● **DATASET RECORDS**:
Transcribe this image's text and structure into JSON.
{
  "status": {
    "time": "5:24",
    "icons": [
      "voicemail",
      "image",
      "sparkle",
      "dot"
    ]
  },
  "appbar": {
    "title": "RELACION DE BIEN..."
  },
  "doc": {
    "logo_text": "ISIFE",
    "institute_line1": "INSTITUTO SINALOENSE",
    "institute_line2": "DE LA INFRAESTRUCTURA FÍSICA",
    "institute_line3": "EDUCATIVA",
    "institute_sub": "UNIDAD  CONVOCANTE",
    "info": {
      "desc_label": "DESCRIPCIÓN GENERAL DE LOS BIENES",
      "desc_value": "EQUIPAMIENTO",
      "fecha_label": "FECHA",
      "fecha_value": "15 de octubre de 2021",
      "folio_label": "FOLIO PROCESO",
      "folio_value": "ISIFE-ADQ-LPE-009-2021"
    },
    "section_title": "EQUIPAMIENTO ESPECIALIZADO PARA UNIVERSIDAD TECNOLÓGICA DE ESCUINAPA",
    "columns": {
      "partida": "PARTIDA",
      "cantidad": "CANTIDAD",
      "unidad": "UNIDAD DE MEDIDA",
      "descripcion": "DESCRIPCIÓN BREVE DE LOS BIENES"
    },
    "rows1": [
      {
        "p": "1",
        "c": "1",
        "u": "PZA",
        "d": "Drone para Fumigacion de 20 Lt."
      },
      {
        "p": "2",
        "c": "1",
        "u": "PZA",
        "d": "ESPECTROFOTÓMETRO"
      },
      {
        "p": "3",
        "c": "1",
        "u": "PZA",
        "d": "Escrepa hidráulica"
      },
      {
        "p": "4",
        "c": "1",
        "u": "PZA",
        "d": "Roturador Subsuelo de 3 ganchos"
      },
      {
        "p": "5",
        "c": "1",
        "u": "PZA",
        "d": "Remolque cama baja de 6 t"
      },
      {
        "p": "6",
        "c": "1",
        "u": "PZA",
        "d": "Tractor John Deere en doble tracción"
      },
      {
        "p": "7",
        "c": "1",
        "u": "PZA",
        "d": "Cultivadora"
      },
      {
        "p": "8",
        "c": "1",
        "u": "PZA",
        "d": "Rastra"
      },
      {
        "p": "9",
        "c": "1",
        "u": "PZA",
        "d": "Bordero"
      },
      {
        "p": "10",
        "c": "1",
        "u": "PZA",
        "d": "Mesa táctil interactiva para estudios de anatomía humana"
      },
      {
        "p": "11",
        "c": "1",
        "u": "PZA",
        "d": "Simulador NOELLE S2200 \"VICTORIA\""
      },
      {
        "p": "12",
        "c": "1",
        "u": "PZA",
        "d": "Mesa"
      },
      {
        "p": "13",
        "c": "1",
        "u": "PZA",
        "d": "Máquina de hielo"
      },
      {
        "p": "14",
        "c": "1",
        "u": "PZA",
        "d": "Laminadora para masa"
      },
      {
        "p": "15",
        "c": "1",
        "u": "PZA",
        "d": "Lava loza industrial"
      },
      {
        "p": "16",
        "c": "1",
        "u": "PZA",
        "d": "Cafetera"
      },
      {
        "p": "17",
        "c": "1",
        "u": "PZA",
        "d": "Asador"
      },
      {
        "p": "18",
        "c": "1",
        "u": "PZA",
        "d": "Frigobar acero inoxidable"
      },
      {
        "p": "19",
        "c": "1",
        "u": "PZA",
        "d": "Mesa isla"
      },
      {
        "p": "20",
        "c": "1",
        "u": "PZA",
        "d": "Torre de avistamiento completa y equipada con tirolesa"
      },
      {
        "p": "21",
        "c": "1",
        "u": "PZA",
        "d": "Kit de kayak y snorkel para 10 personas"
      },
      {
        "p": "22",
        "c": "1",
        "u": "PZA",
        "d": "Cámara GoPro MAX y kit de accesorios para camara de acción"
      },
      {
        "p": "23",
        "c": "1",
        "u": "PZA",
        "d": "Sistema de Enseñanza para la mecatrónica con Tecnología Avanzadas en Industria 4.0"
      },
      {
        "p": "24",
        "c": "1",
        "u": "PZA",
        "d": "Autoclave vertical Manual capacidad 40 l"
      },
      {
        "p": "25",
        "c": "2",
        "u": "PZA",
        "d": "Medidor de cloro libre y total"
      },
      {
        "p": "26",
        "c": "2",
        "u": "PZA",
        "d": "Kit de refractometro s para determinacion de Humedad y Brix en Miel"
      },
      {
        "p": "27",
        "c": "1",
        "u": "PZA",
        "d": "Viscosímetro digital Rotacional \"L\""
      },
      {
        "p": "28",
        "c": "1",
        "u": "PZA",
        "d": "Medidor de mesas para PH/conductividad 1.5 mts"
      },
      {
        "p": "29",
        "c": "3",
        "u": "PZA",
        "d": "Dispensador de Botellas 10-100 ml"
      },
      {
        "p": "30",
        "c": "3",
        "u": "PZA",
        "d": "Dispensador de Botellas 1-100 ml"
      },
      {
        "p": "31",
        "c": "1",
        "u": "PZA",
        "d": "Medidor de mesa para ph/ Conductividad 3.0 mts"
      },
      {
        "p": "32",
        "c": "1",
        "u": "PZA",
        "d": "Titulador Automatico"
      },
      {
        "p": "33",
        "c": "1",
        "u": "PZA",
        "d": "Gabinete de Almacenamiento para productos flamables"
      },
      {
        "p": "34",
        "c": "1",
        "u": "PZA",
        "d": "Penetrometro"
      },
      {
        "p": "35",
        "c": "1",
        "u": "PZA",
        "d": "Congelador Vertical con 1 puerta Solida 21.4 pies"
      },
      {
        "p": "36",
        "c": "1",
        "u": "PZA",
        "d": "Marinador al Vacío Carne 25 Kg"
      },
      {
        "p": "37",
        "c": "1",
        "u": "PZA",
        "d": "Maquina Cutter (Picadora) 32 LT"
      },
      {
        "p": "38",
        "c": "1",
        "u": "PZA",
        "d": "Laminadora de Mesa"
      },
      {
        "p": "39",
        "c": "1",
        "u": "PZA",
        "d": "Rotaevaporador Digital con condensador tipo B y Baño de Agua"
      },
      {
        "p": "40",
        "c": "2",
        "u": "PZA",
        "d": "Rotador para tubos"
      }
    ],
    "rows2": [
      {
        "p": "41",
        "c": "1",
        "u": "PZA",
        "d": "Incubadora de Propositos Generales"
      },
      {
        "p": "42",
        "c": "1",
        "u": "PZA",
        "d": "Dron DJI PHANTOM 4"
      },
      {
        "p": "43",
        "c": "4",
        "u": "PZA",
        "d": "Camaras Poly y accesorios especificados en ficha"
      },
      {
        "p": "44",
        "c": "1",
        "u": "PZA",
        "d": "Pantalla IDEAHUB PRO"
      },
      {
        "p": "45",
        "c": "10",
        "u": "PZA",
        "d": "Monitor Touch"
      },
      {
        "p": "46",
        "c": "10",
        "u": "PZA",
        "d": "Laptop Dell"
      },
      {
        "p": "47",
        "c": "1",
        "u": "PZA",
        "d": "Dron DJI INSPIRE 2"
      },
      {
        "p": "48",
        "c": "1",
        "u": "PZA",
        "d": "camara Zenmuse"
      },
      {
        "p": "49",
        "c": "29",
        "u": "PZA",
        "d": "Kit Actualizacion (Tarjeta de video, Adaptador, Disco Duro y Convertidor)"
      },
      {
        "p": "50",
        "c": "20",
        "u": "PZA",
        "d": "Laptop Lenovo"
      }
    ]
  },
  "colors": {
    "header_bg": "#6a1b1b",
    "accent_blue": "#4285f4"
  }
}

● **PROBLEM REQUIREMENTS**: Please quote the data above in full, with no line missing.

● **EXPECTED ANSWER**:
Transcribe this image's text and structure into JSON.
{
  "status": {
    "time": "5:24",
    "icons": [
      "voicemail",
      "image",
      "sparkle",
      "dot"
    ]
  },
  "appbar": {
    "title": "RELACION DE BIEN..."
  },
  "doc": {
    "logo_text": "ISIFE",
    "institute_line1": "INSTITUTO SINALOENSE",
    "institute_line2": "DE LA INFRAESTRUCTURA FÍSICA",
    "institute_line3": "EDUCATIVA",
    "institute_sub": "UNIDAD  CONVOCANTE",
    "info": {
      "desc_label": "DESCRIPCIÓN GENERAL DE LOS BIENES",
      "desc_value": "EQUIPAMIENTO",
      "fecha_label": "FECHA",
      "fecha_value": "15 de octubre de 2021",
      "folio_label": "FOLIO PROCESO",
      "folio_value": "ISIFE-ADQ-LPE-009-2021"
    },
    "section_title": "EQUIPAMIENTO ESPECIALIZADO PARA UNIVERSIDAD TECNOLÓGICA DE ESCUINAPA",
    "columns": {
      "partida": "PARTIDA",
      "cantidad": "CANTIDAD",
      "unidad": "UNIDAD DE MEDIDA",
      "descripcion": "DESCRIPCIÓN BREVE DE LOS BIENES"
    },
    "rows1": [
      {
        "p": "1",
        "c": "1",
        "u": "PZA",
        "d": "Drone para Fumigacion de 20 Lt."
      },
      {
        "p": "2",
        "c": "1",
        "u": "PZA",
        "d": "ESPECTROFOTÓMETRO"
      },
      {
        "p": "3",
        "c": "1",
        "u": "PZA",
        "d": "Escrepa hidráulica"
      },
      {
        "p": "4",
        "c": "1",
        "u": "PZA",
        "d": "Roturador Subsuelo de 3 ganchos"
      },
      {
        "p": "5",
        "c": "1",
        "u": "PZA",
        "d": "Remolque cama baja de 6 t"
      },
      {
        "p": "6",
        "c": "1",
        "u": "PZA",
        "d": "Tractor John Deere en doble tracción"
      },
      {
        "p": "7",
        "c": "1",
        "u": "PZA",
        "d": "Cultivadora"
      },
      {
        "p": "8",
        "c": "1",
        "u": "PZA",
        "d": "Rastra"
      },
      {
        "p": "9",
        "c": "1",
        "u": "PZA",
        "d": "Bordero"
      },
      {
        "p": "10",
        "c": "1",
        "u": "PZA",
        "d": "Mesa táctil interactiva para estudios de anatomía humana"
      },
      {
        "p": "11",
        "c": "1",
        "u": "PZA",
        "d": "Simulador NOELLE S2200 \"VICTORIA\""
      },
      {
        "p": "12",
        "c": "1",
        "u": "PZA",
        "d": "Mesa"
      },
      {
        "p": "13",
        "c": "1",
        "u": "PZA",
        "d": "Máquina de hielo"
      },
      {
        "p": "14",
        "c": "1",
        "u": "PZA",
        "d": "Laminadora para masa"
      },
      {
        "p": "15",
        "c": "1",
        "u": "PZA",
        "d": "Lava loza industrial"
      },
      {
        "p": "16",
        "c": "1",
        "u": "PZA",
        "d": "Cafetera"
      },
      {
        "p": "17",
        "c": "1",
        "u": "PZA",
        "d": "Asador"
      },
      {
        "p": "18",
        "c": "1",
        "u": "PZA",
        "d": "Frigobar acero inoxidable"
      },
      {
        "p": "19",
        "c": "1",
        "u": "PZA",
        "d": "Mesa isla"
      },
      {
        "p": "20",
        "c": "1",
        "u": "PZA",
        "d": "Torre de avistamiento completa y equipada con tirolesa"
      },
      {
        "p": "21",
        "c": "1",
        "u": "PZA",
        "d": "Kit de kayak y snorkel para 10 personas"
      },
      {
        "p": "22",
        "c": "1",
        "u": "PZA",
        "d": "Cámara GoPro MAX y kit de accesorios para camara de acción"
      },
      {
        "p": "23",
        "c": "1",
        "u": "PZA",
        "d": "Sistema de Enseñanza para la mecatrónica con Tecnología Avanzadas en Industria 4.0"
      },
      {
        "p": "24",
        "c": "1",
        "u": "PZA",
        "d": "Autoclave vertical Manual capacidad 40 l"
      },
      {
        "p": "25",
        "c": "2",
        "u": "PZA",
        "d": "Medidor de cloro libre y total"
      },
      {
        "p": "26",
        "c": "2",
        "u": "PZA",
        "d": "Kit de refractometro s para determinacion de Humedad y Brix en Miel"
      },
      {
        "p": "27",
        "c": "1",
        "u": "PZA",
        "d": "Viscosímetro digital Rotacional \"L\""
      },
      {
        "p": "28",
        "c": "1",
        "u": "PZA",
        "d": "Medidor de mesas para PH/conductividad 1.5 mts"
      },
      {
        "p": "29",
        "c": "3",
        "u": "PZA",
        "d": "Dispensador de Botellas 10-100 ml"
      },
      {
        "p": "30",
        "c": "3",
        "u": "PZA",
        "d": "Dispensador de Botellas 1-100 ml"
      },
      {
        "p": "31",
        "c": "1",
        "u": "PZA",
        "d": "Medidor de mesa para ph/ Conductividad 3.0 mts"
      },
      {
        "p": "32",
        "c": "1",
        "u": "PZA",
        "d": "Titulador Automatico"
      },
      {
        "p": "33",
        "c": "1",
        "u": "PZA",
        "d": "Gabinete de Almacenamiento para productos flamables"
      },
      {
        "p": "34",
        "c": "1",
        "u": "PZA",
        "d": "Penetrometro"
      },
      {
        "p": "35",
        "c": "1",
        "u": "PZA",
        "d": "Congelador Vertical con 1 puerta Solida 21.4 pies"
      },
      {
        "p": "36",
        "c": "1",
        "u": "PZA",
        "d": "Marinador al Vacío Carne 25 Kg"
      },
      {
        "p": "37",
        "c": "1",
        "u": "PZA",
        "d": "Maquina Cutter (Picadora) 32 LT"
      },
      {
        "p": "38",
        "c": "1",
        "u": "PZA",
        "d": "Laminadora de Mesa"
      },
      {
        "p": "39",
        "c": "1",
        "u": "PZA",
        "d": "Rotaevaporador Digital con condensador tipo B y Baño de Agua"
      },
      {
        "p": "40",
        "c": "2",
        "u": "PZA",
        "d": "Rotador para tubos"
      }
    ],
    "rows2": [
      {
        "p": "41",
        "c": "1",
        "u": "PZA",
        "d": "Incubadora de Propositos Generales"
      },
      {
        "p": "42",
        "c": "1",
        "u": "PZA",
        "d": "Dron DJI PHANTOM 4"
      },
      {
        "p": "43",
        "c": "4",
        "u": "PZA",
        "d": "Camaras Poly y accesorios especificados en ficha"
      },
      {
        "p": "44",
        "c": "1",
        "u": "PZA",
        "d": "Pantalla IDEAHUB PRO"
      },
      {
        "p": "45",
        "c": "10",
        "u": "PZA",
        "d": "Monitor Touch"
      },
      {
        "p": "46",
        "c": "10",
        "u": "PZA",
        "d": "Laptop Dell"
      },
      {
        "p": "47",
        "c": "1",
        "u": "PZA",
        "d": "Dron DJI INSPIRE 2"
      },
      {
        "p": "48",
        "c": "1",
        "u": "PZA",
        "d": "camara Zenmuse"
      },
      {
        "p": "49",
        "c": "29",
        "u": "PZA",
        "d": "Kit Actualizacion (Tarjeta de video, Adaptador, Disco Duro y Convertidor)"
      },
      {
        "p": "50",
        "c": "20",
        "u": "PZA",
        "d": "Laptop Lenovo"
      }
    ]
  },
  "colors": {
    "header_bg": "#6a1b1b",
    "accent_blue": "#4285f4"
  }
}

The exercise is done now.